-- START Data provided --

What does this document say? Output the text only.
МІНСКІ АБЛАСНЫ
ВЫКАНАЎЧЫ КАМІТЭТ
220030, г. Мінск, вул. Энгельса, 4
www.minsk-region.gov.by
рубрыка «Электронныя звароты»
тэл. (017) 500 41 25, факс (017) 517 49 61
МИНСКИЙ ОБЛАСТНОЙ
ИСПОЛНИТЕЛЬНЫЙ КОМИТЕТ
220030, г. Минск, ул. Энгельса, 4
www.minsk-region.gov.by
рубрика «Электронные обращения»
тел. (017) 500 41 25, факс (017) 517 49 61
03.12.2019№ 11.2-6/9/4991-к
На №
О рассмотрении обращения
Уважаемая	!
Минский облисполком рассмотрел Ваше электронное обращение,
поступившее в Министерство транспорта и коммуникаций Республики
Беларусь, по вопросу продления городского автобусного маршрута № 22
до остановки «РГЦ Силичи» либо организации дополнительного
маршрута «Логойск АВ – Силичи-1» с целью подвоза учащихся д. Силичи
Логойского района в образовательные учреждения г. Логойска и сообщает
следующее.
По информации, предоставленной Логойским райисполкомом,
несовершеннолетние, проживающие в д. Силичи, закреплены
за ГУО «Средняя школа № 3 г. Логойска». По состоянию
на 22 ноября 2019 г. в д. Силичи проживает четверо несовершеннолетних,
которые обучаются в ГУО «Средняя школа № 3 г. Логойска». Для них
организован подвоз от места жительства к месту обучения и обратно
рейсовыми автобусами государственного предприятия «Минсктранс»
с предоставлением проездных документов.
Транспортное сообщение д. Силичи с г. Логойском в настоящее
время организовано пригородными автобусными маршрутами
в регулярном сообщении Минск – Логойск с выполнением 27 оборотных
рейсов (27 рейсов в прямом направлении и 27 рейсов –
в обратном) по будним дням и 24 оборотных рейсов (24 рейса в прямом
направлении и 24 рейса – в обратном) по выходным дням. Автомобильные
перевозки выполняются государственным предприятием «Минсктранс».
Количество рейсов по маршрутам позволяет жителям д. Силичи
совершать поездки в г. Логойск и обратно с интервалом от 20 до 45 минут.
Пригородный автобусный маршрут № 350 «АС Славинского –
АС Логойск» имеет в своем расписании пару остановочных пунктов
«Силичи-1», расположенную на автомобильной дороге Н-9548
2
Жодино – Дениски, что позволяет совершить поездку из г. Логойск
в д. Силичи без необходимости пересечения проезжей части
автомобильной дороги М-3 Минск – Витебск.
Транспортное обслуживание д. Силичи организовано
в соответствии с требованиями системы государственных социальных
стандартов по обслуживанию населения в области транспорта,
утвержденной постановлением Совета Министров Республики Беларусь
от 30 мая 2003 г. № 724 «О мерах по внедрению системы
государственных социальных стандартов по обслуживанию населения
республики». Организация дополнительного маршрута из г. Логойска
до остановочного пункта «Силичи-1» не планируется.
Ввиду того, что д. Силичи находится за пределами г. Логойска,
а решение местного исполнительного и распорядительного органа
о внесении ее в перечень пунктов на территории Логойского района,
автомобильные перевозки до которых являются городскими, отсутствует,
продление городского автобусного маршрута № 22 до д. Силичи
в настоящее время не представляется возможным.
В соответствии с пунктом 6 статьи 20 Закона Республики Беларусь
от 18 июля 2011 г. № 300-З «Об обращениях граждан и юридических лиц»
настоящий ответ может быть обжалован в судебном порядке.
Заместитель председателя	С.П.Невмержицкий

-- END Data provided --

### What is required
Track down every line of the material containing the string "дополнительного", and copy it.

### Result
до остановки «РГЦ Силичи» либо организации дополнительного
республики». Организация дополнительного маршрута из г. Логойска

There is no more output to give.